▶ Exercise
Count the lines in the records below that contain the word "นออก", and reply with only that number.

▶ Extracted material
# # # # # # #

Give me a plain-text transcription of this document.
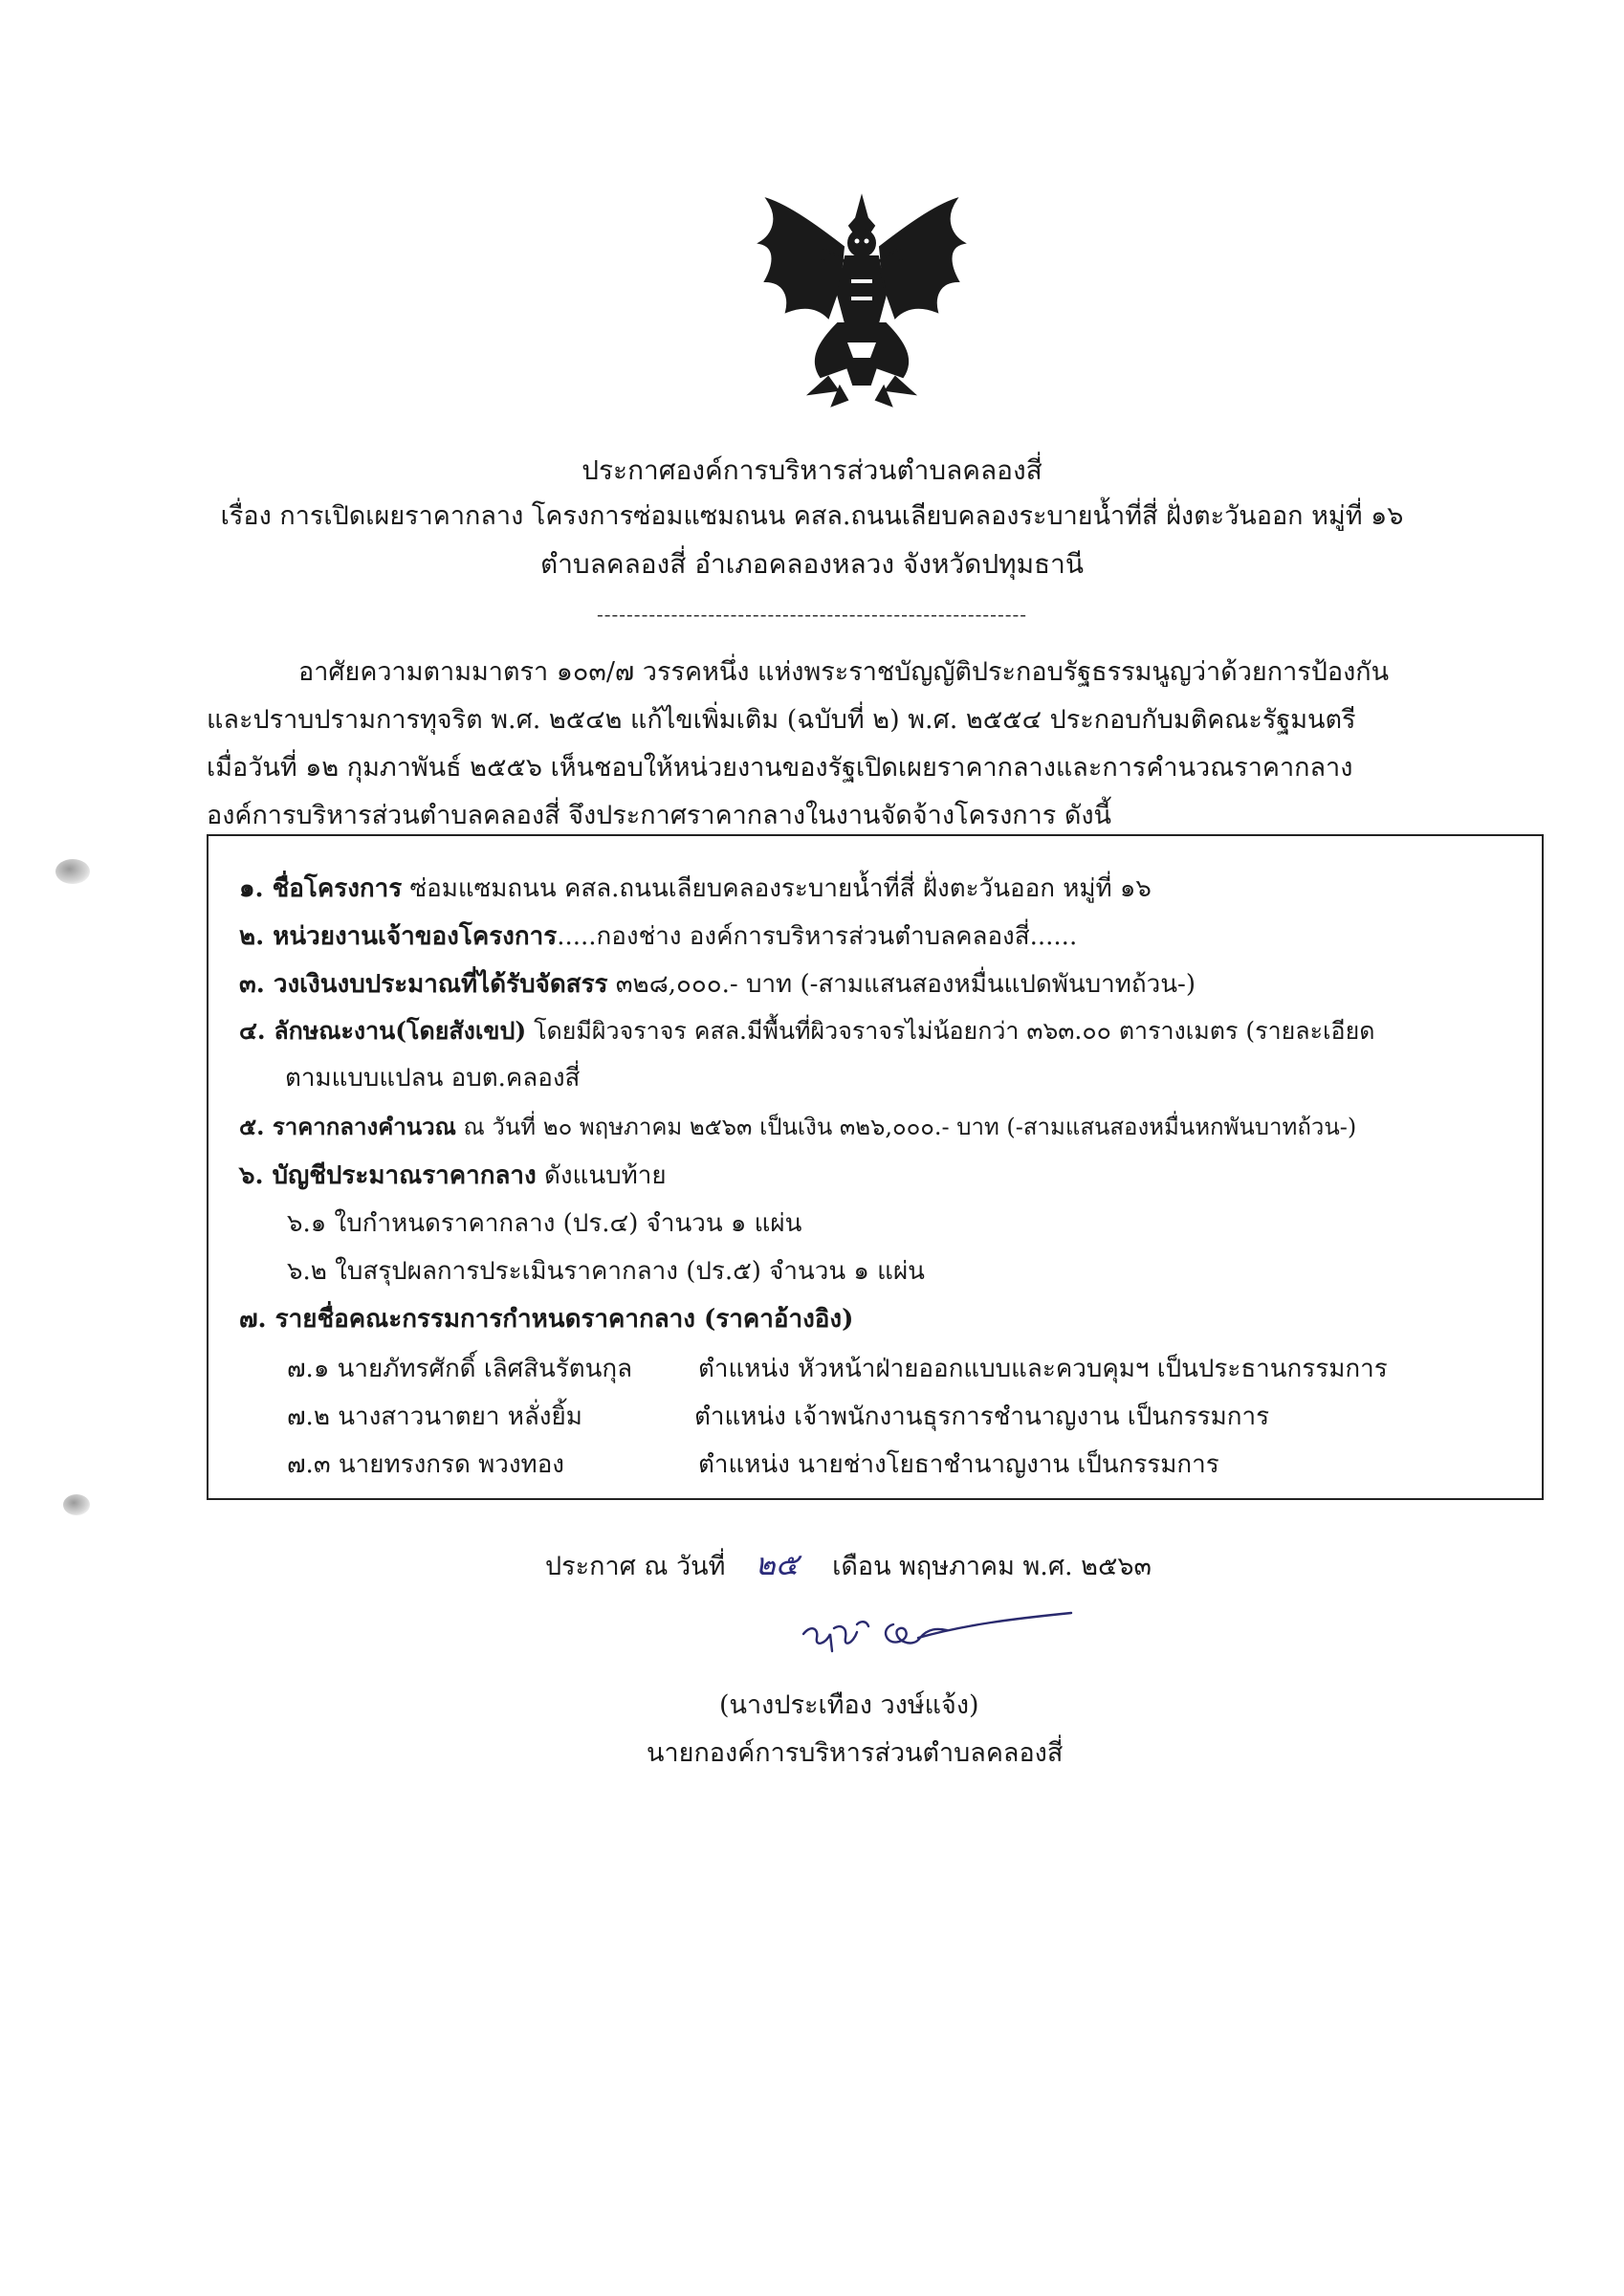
ประกาศองค์การบริหารส่วนตำบลคลองสี่
เรื่อง การเปิดเผยราคากลาง โครงการซ่อมแซมถนน คสล.ถนนเลียบคลองระบายน้ำที่สี่ ฝั่งตะวันออก หมู่ที่ ๑๖
ตำบลคลองสี่ อำเภอคลองหลวง จังหวัดปทุมธานี
----------------------------------------------------------
อาศัยความตามมาตรา ๑๐๓/๗ วรรคหนึ่ง แห่งพระราชบัญญัติประกอบรัฐธรรมนูญว่าด้วยการป้องกัน
และปราบปรามการทุจริต พ.ศ. ๒๕๔๒ แก้ไขเพิ่มเติม (ฉบับที่ ๒) พ.ศ. ๒๕๕๔ ประกอบกับมติคณะรัฐมนตรี
เมื่อวันที่ ๑๒ กุมภาพันธ์ ๒๕๕๖ เห็นชอบให้หน่วยงานของรัฐเปิดเผยราคากลางและการคำนวณราคากลาง
องค์การบริหารส่วนตำบลคลองสี่ จึงประกาศราคากลางในงานจัดจ้างโครงการ ดังนี้
๑. ชื่อโครงการ ซ่อมแซมถนน คสล.ถนนเลียบคลองระบายน้ำที่สี่ ฝั่งตะวันออก หมู่ที่ ๑๖
๒. หน่วยงานเจ้าของโครงการ.....กองช่าง องค์การบริหารส่วนตำบลคลองสี่......
๓. วงเงินงบประมาณที่ได้รับจัดสรร ๓๒๘,๐๐๐.- บาท (-สามแสนสองหมื่นแปดพันบาทถ้วน-)
๔. ลักษณะงาน(โดยสังเขป) โดยมีผิวจราจร คสล.มีพื้นที่ผิวจราจรไม่น้อยกว่า ๓๖๓.๐๐ ตารางเมตร (รายละเอียด
ตามแบบแปลน อบต.คลองสี่
๕. ราคากลางคำนวณ ณ วันที่ ๒๐ พฤษภาคม ๒๕๖๓ เป็นเงิน ๓๒๖,๐๐๐.- บาท (-สามแสนสองหมื่นหกพันบาทถ้วน-)
๖. บัญชีประมาณราคากลาง ดังแนบท้าย
๖.๑ ใบกำหนดราคากลาง (ปร.๔) จำนวน ๑ แผ่น
๖.๒ ใบสรุปผลการประเมินราคากลาง (ปร.๕) จำนวน ๑ แผ่น
๗. รายชื่อคณะกรรมการกำหนดราคากลาง (ราคาอ้างอิง)
๗.๑ นายภัทรศักดิ์ เลิศสินรัตนกุล	ตำแหน่ง หัวหน้าฝ่ายออกแบบและควบคุมฯ เป็นประธานกรรมการ
๗.๒ นางสาวนาตยา หลั่งยิ้ม	ตำแหน่ง เจ้าพนักงานธุรการชำนาญงาน เป็นกรรมการ
๗.๓ นายทรงกรด พวงทอง	ตำแหน่ง นายช่างโยธาชำนาญงาน เป็นกรรมการ
ประกาศ ณ วันที่ ๒๕ เดือน พฤษภาคม พ.ศ. ๒๕๖๓
(นางประเทือง วงษ์แจ้ง)
นายกองค์การบริหารส่วนตำบลคลองสี่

# # # # # # #

▶ Result of the exercise
2